> _TASK_: Gather the lines from the material that contain "plain".

--------

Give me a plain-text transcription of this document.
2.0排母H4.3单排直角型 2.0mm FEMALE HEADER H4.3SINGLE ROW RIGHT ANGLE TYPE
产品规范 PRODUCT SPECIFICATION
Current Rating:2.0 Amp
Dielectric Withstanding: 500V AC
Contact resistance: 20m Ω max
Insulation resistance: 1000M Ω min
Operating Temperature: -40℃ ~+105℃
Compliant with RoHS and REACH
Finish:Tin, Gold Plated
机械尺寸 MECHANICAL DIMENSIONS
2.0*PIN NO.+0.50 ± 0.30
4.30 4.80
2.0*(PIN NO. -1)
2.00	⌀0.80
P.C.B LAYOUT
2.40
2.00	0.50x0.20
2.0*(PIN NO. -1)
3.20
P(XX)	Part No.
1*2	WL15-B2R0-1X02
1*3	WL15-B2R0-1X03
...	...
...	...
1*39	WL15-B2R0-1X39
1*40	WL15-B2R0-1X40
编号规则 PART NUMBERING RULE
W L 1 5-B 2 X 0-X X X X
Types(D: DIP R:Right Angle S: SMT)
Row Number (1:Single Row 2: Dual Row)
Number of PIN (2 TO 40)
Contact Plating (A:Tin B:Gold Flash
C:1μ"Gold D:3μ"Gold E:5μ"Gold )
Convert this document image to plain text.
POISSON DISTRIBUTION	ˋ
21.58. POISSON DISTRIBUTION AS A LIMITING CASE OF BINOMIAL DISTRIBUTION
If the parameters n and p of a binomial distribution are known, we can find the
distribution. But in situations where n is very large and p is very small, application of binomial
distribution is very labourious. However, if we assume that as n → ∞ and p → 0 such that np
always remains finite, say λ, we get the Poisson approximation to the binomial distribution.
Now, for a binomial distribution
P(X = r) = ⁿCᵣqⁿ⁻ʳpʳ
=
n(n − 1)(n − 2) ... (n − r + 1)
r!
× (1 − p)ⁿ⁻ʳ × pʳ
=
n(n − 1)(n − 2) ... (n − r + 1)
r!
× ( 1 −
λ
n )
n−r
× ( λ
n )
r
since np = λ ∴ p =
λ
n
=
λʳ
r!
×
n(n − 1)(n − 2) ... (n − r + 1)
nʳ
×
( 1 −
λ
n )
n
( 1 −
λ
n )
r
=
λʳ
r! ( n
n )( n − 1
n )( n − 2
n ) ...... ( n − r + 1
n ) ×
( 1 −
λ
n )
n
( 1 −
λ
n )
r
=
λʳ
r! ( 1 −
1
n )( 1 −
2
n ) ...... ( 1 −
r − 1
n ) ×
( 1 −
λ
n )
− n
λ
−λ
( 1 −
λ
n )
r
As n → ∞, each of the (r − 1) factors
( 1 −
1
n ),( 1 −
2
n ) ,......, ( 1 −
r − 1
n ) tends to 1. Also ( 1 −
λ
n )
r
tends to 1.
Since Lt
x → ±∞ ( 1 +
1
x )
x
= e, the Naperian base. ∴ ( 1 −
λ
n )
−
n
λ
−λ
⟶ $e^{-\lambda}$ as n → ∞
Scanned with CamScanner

--------

> _SOLUTION_:
Give me a plain-text transcription of this document.
Convert this document image to plain text.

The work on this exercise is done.